▶ Task to carry out
Which lines have the string "title"? Copy all of them from the entries below.

----

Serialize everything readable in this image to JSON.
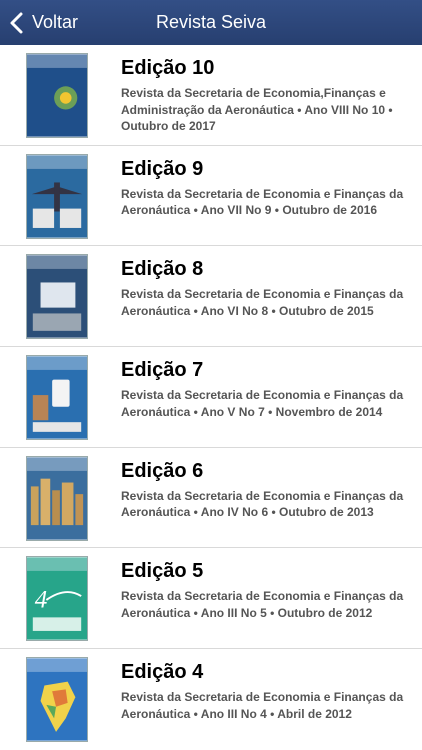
{
  "navbar": {
    "back_label": "Voltar",
    "title": "Revista Seiva"
  },
  "issues": [
    {
      "title": "Edição 10",
      "description": "Revista da Secretaria de Economia,Finanças e Administração da Aeronáutica • Ano VIII No 10 • Outubro de 2017",
      "cover_color": "#1f4f8a"
    },
    {
      "title": "Edição 9",
      "description": "Revista da Secretaria de Economia e Finanças da Aeronáutica • Ano VII No 9 • Outubro de 2016",
      "cover_color": "#2b6aa0"
    },
    {
      "title": "Edição 8",
      "description": "Revista da Secretaria de Economia e Finanças da Aeronáutica • Ano VI No 8 • Outubro de 2015",
      "cover_color": "#2c4f78"
    },
    {
      "title": "Edição 7",
      "description": "Revista da Secretaria de Economia e Finanças da Aeronáutica • Ano V No 7 • Novembro de 2014",
      "cover_color": "#2a6fb0"
    },
    {
      "title": "Edição 6",
      "description": "Revista da Secretaria de Economia e Finanças da Aeronáutica • Ano IV No 6 • Outubro de 2013",
      "cover_color": "#3b6e9e"
    },
    {
      "title": "Edição 5",
      "description": "Revista da Secretaria de Economia e Finanças da Aeronáutica • Ano III No 5 • Outubro de 2012",
      "cover_color": "#27a58a"
    },
    {
      "title": "Edição 4",
      "description": "Revista da Secretaria de Economia e Finanças da Aeronáutica • Ano III No 4 • Abril de 2012",
      "cover_color": "#2e74c0"
    }
  ]
}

----

▶ Result of the task
    "title": "Revista Seiva"
      "title": "Edição 10",
      "title": "Edição 9",
      "title": "Edição 8",
      "title": "Edição 7",
      "title": "Edição 6",
      "title": "Edição 5",
      "title": "Edição 4",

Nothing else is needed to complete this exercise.